DATA SUPPLIED:
-=-=-

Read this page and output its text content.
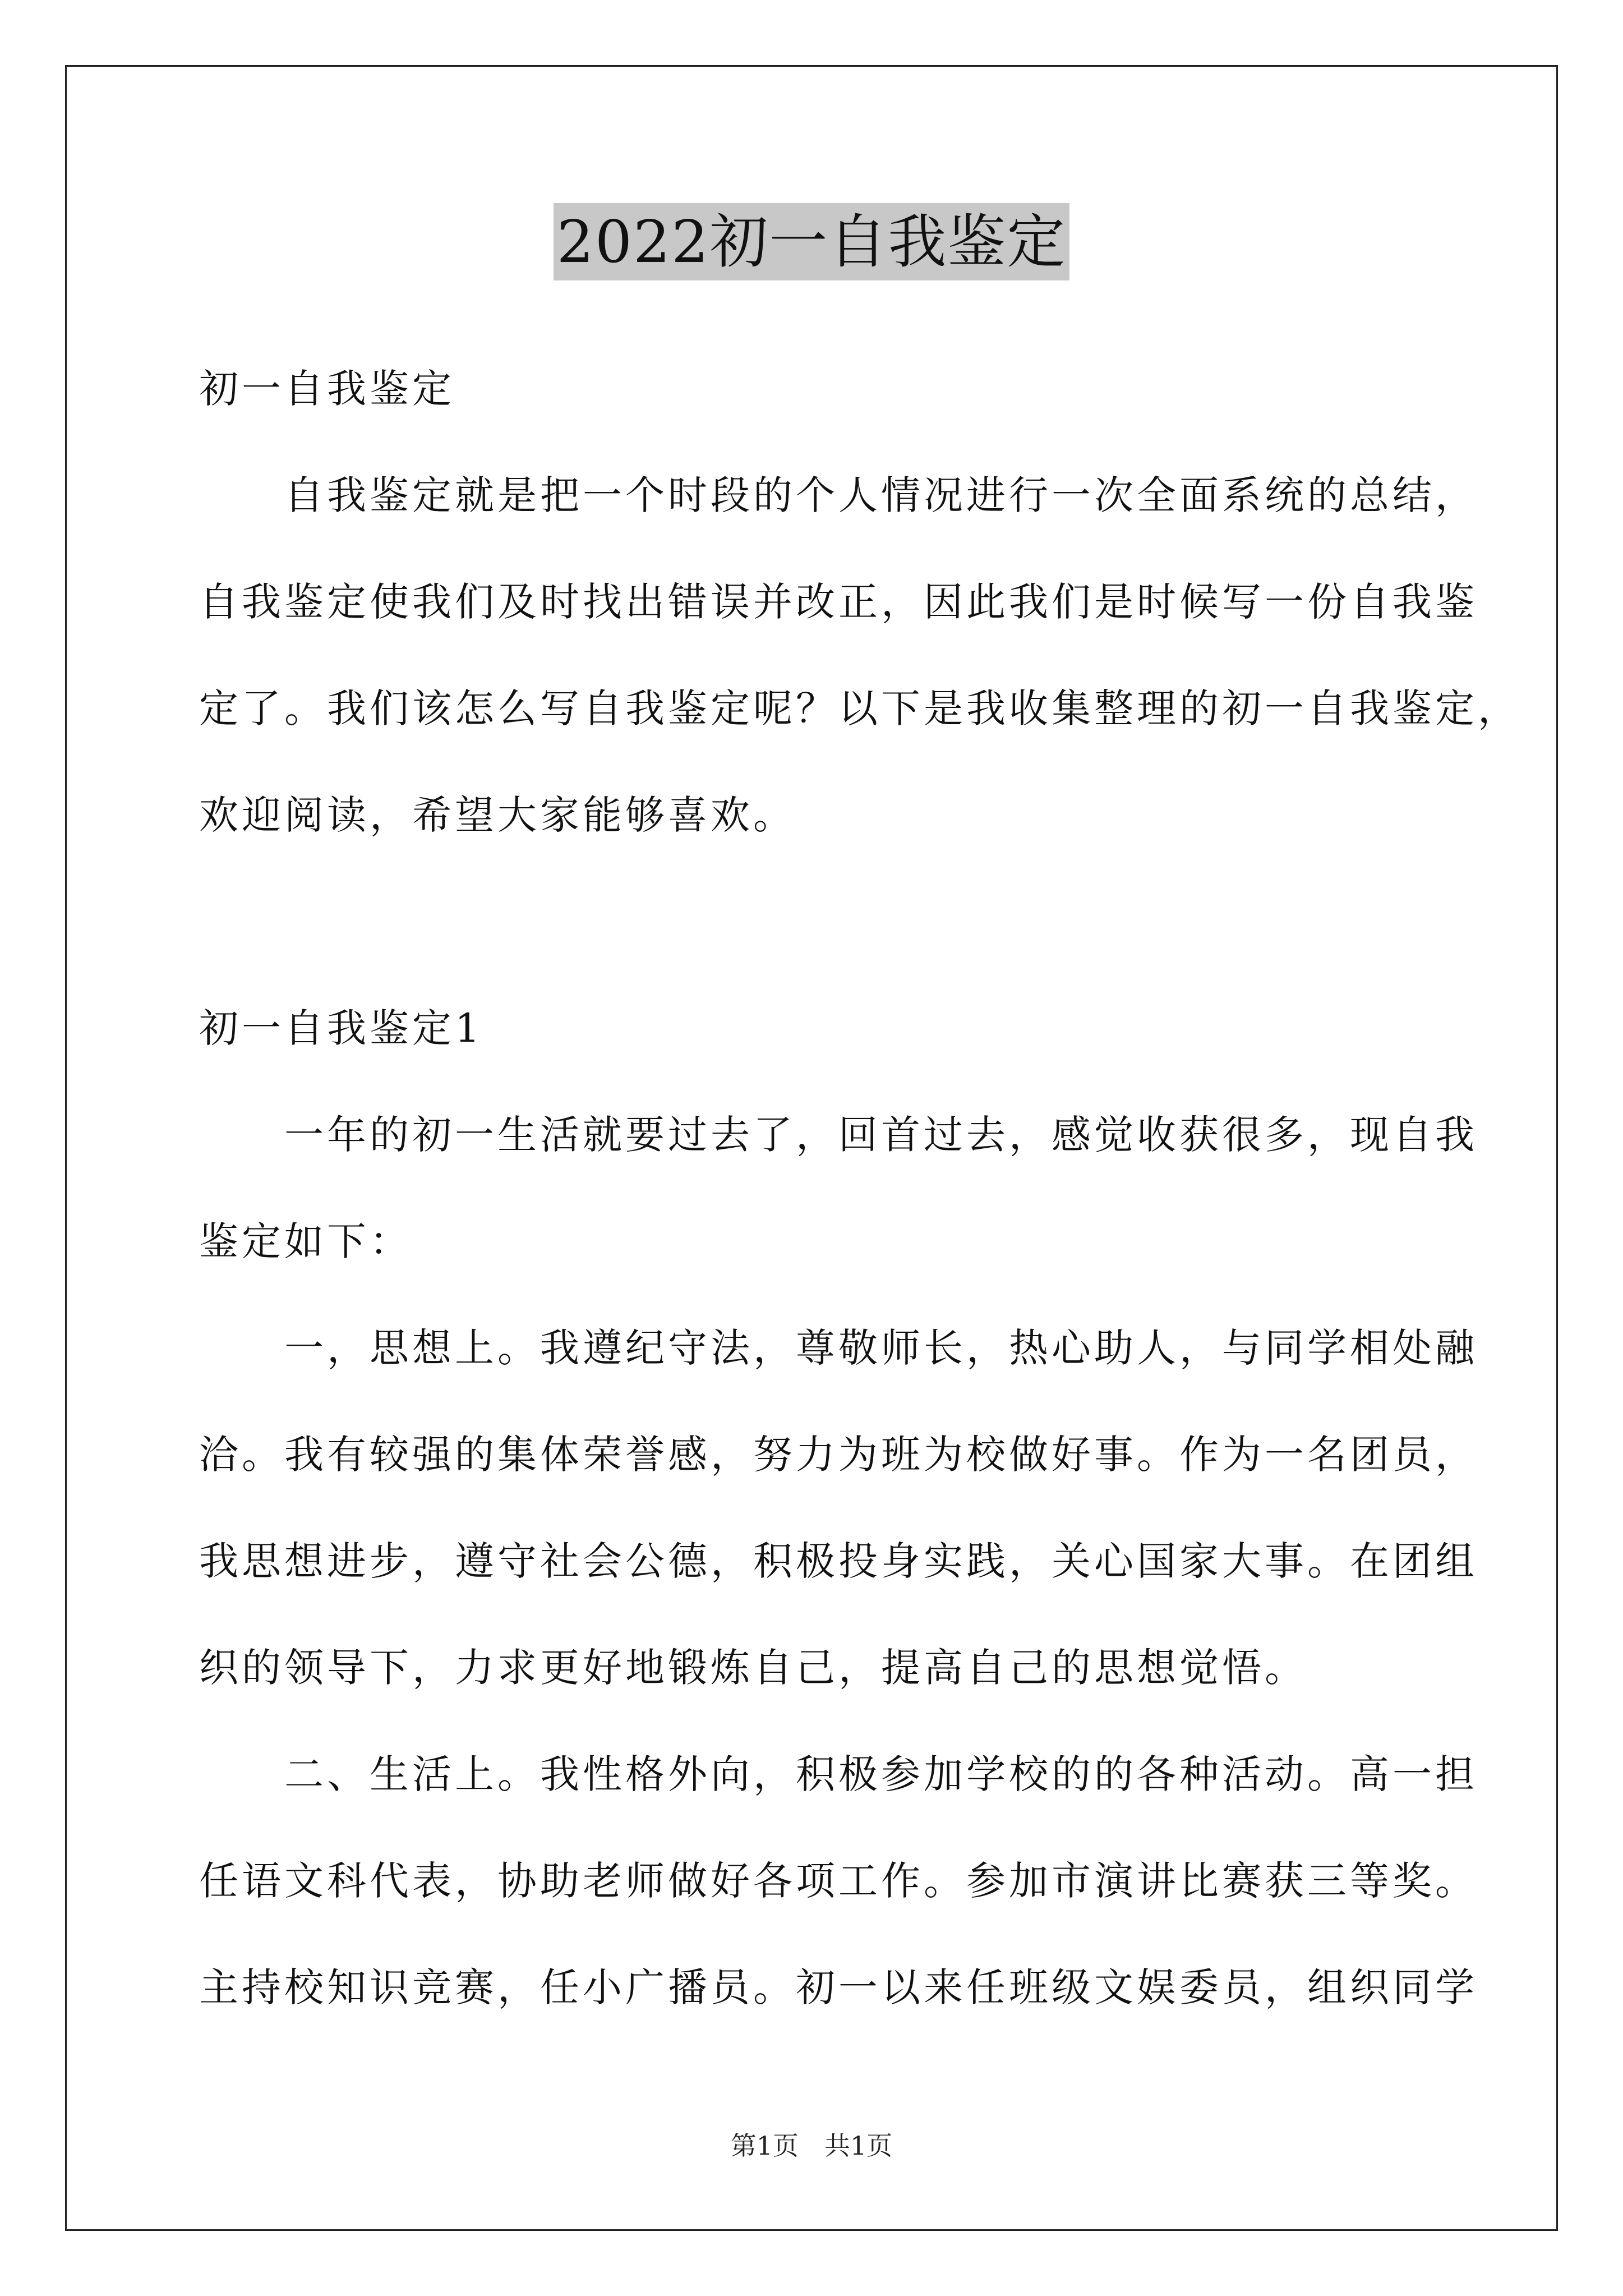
2022初一自我鉴定
初一自我鉴定
　　自我鉴定就是把一个时段的个人情况进行一次全面系统的总结，
自我鉴定使我们及时找出错误并改正，因此我们是时候写一份自我鉴
定了。我们该怎么写自我鉴定呢？以下是我收集整理的初一自我鉴定，
欢迎阅读，希望大家能够喜欢。
初一自我鉴定1
　　一年的初一生活就要过去了，回首过去，感觉收获很多，现自我
鉴定如下：
　　一，思想上。我遵纪守法，尊敬师长，热心助人，与同学相处融
洽。我有较强的集体荣誉感，努力为班为校做好事。作为一名团员，
我思想进步，遵守社会公德，积极投身实践，关心国家大事。在团组
织的领导下，力求更好地锻炼自己，提高自己的思想觉悟。
　　二、生活上。我性格外向，积极参加学校的的各种活动。高一担
任语文科代表，协助老师做好各项工作。参加市演讲比赛获三等奖。
主持校知识竞赛，任小广播员。初一以来任班级文娱委员，组织同学
第1页　共1页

-=-=-

OBJECTIVE: Omit the images and transcribe all of the records above word for word.

WORKED ANSWER:
Read this page and output its text content.
2022初一自我鉴定
初一自我鉴定
　　自我鉴定就是把一个时段的个人情况进行一次全面系统的总结，
自我鉴定使我们及时找出错误并改正，因此我们是时候写一份自我鉴
定了。我们该怎么写自我鉴定呢？以下是我收集整理的初一自我鉴定，
欢迎阅读，希望大家能够喜欢。
初一自我鉴定1
　　一年的初一生活就要过去了，回首过去，感觉收获很多，现自我
鉴定如下：
　　一，思想上。我遵纪守法，尊敬师长，热心助人，与同学相处融
洽。我有较强的集体荣誉感，努力为班为校做好事。作为一名团员，
我思想进步，遵守社会公德，积极投身实践，关心国家大事。在团组
织的领导下，力求更好地锻炼自己，提高自己的思想觉悟。
　　二、生活上。我性格外向，积极参加学校的的各种活动。高一担
任语文科代表，协助老师做好各项工作。参加市演讲比赛获三等奖。
主持校知识竞赛，任小广播员。初一以来任班级文娱委员，组织同学
第1页　共1页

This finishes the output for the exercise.